*JOB*
In your copy, reproduce the entries exactly as they are, minus the images.

------------------------------------------------------------

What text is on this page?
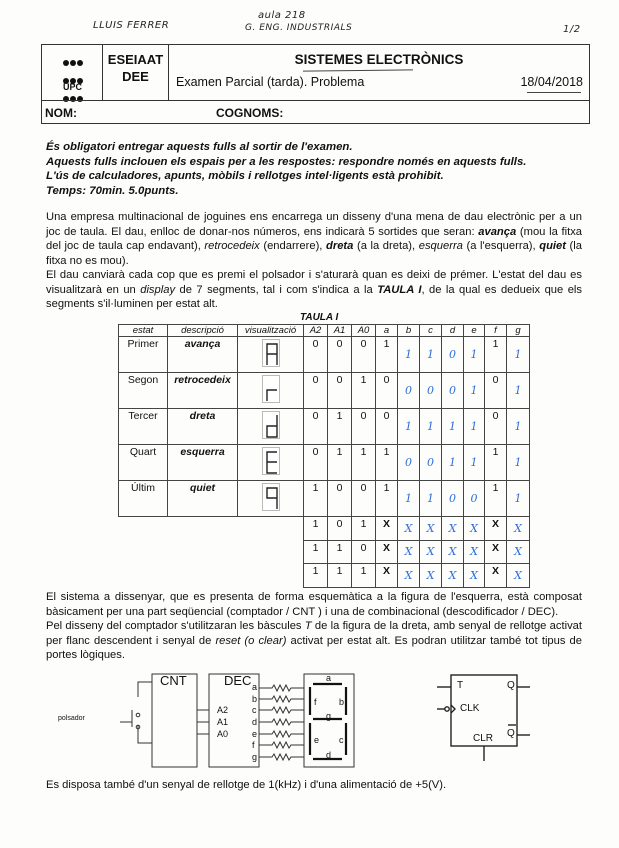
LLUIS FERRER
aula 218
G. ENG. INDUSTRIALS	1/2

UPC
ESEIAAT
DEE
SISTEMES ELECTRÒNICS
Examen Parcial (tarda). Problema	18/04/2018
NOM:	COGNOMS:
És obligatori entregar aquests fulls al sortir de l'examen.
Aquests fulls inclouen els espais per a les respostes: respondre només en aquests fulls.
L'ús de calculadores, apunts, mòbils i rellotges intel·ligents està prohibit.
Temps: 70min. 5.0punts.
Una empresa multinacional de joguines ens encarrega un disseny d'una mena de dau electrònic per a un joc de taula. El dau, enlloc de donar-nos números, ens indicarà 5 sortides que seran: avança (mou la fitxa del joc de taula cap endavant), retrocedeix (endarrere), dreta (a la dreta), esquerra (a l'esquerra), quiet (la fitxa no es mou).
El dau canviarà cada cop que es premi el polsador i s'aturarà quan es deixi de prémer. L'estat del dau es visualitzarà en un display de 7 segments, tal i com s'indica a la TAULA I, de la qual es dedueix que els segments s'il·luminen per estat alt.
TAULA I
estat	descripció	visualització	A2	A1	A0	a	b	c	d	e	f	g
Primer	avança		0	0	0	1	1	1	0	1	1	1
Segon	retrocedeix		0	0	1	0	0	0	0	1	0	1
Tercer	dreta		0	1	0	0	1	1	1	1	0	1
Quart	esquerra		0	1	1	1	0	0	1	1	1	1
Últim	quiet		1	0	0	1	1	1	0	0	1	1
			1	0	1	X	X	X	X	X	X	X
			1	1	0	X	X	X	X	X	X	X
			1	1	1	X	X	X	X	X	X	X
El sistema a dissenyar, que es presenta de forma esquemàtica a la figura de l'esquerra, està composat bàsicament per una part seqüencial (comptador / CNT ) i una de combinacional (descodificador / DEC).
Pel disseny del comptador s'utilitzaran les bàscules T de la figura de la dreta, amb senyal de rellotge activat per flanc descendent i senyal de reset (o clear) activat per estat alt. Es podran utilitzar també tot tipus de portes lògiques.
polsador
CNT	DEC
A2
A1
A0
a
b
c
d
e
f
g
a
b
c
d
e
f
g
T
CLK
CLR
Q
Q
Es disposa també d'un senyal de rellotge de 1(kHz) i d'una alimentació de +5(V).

------------------------------------------------------------

*SOLUTION TO THE PROBLEM*
What text is on this page?
LLUIS FERRER
aula 218
G. ENG. INDUSTRIALS	1/2

UPC
ESEIAAT
DEE
SISTEMES ELECTRÒNICS
Examen Parcial (tarda). Problema	18/04/2018
NOM:	COGNOMS:
És obligatori entregar aquests fulls al sortir de l'examen.
Aquests fulls inclouen els espais per a les respostes: respondre només en aquests fulls.
L'ús de calculadores, apunts, mòbils i rellotges intel·ligents està prohibit.
Temps: 70min. 5.0punts.
Una empresa multinacional de joguines ens encarrega un disseny d'una mena de dau electrònic per a un joc de taula. El dau, enlloc de donar-nos números, ens indicarà 5 sortides que seran: avança (mou la fitxa del joc de taula cap endavant), retrocedeix (endarrere), dreta (a la dreta), esquerra (a l'esquerra), quiet (la fitxa no es mou).
El dau canviarà cada cop que es premi el polsador i s'aturarà quan es deixi de prémer. L'estat del dau es visualitzarà en un display de 7 segments, tal i com s'indica a la TAULA I, de la qual es dedueix que els segments s'il·luminen per estat alt.
TAULA I
estat	descripció	visualització	A2	A1	A0	a	b	c	d	e	f	g
Primer	avança		0	0	0	1	1	1	0	1	1	1
Segon	retrocedeix		0	0	1	0	0	0	0	1	0	1
Tercer	dreta		0	1	0	0	1	1	1	1	0	1
Quart	esquerra		0	1	1	1	0	0	1	1	1	1
Últim	quiet		1	0	0	1	1	1	0	0	1	1
			1	0	1	X	X	X	X	X	X	X
			1	1	0	X	X	X	X	X	X	X
			1	1	1	X	X	X	X	X	X	X
El sistema a dissenyar, que es presenta de forma esquemàtica a la figura de l'esquerra, està composat bàsicament per una part seqüencial (comptador / CNT ) i una de combinacional (descodificador / DEC).
Pel disseny del comptador s'utilitzaran les bàscules T de la figura de la dreta, amb senyal de rellotge activat per flanc descendent i senyal de reset (o clear) activat per estat alt. Es podran utilitzar també tot tipus de portes lògiques.
polsador
CNT	DEC
A2
A1
A0
a
b
c
d
e
f
g
a
b
c
d
e
f
g
T
CLK
CLR
Q
Q
Es disposa també d'un senyal de rellotge de 1(kHz) i d'una alimentació de +5(V).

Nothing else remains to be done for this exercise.